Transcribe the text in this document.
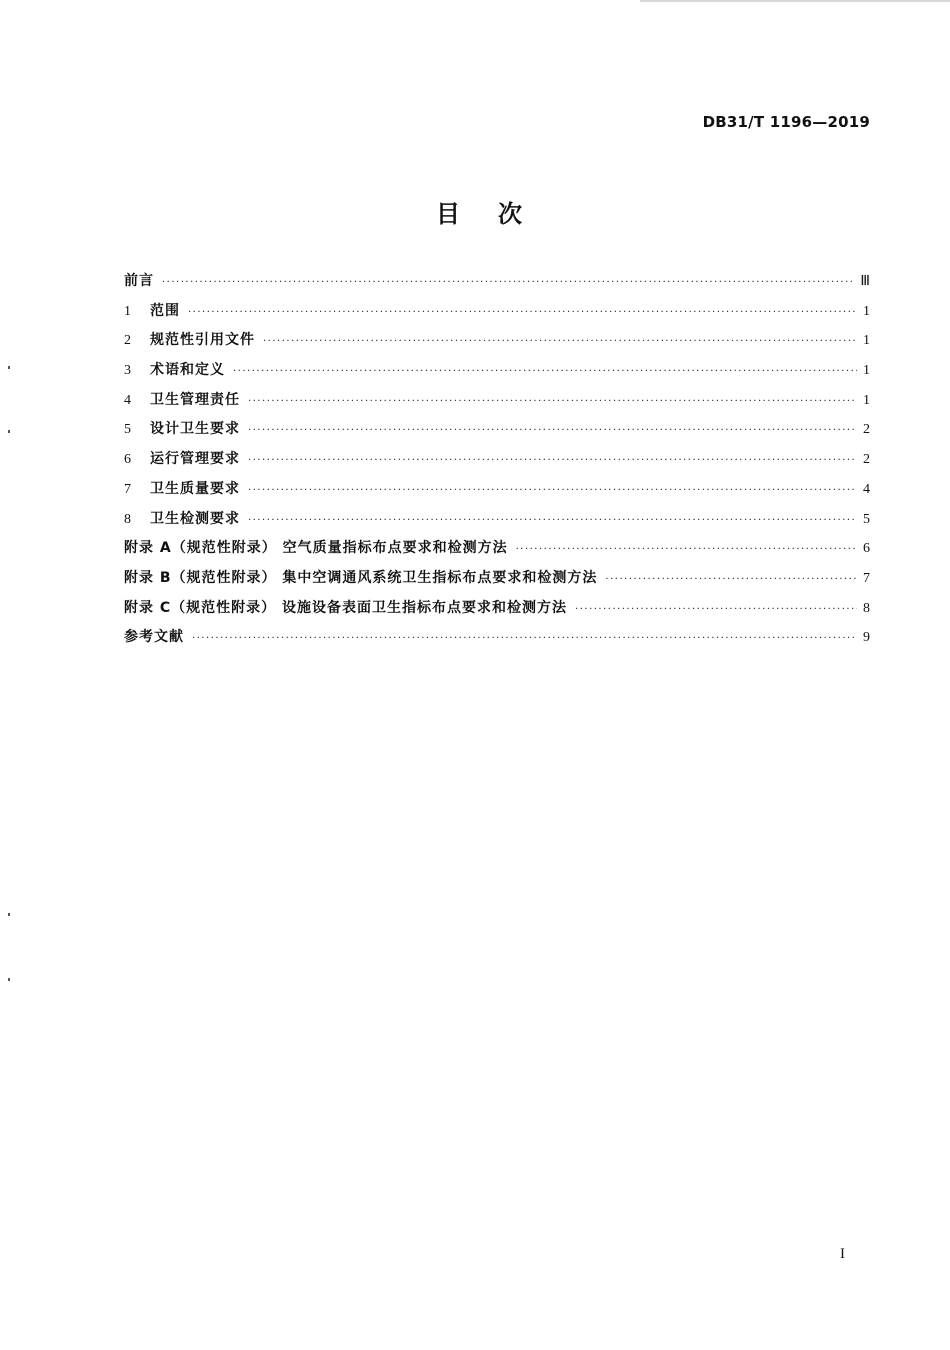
DB31/T 1196—2019
目次
前言 ·····	Ⅲ
1	范围 ·····	1
2	规范性引用文件 ·····	1
3	术语和定义 ·····	1
4	卫生管理责任 ·····	1
5	设计卫生要求 ·····	2
6	运行管理要求 ·····	2
7	卫生质量要求 ·····	4
8	卫生检测要求 ·····	5
附录 A（规范性附录） 空气质量指标布点要求和检测方法 ·····	6
附录 B（规范性附录） 集中空调通风系统卫生指标布点要求和检测方法 ·····	7
附录 C（规范性附录） 设施设备表面卫生指标布点要求和检测方法 ·····	8
参考文献 ·····	9
I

• WRITTEN EXERCISE: State how many lines of the records above contain "规范性附录", with no words besides the number.

• RIGHT ANSWER: 3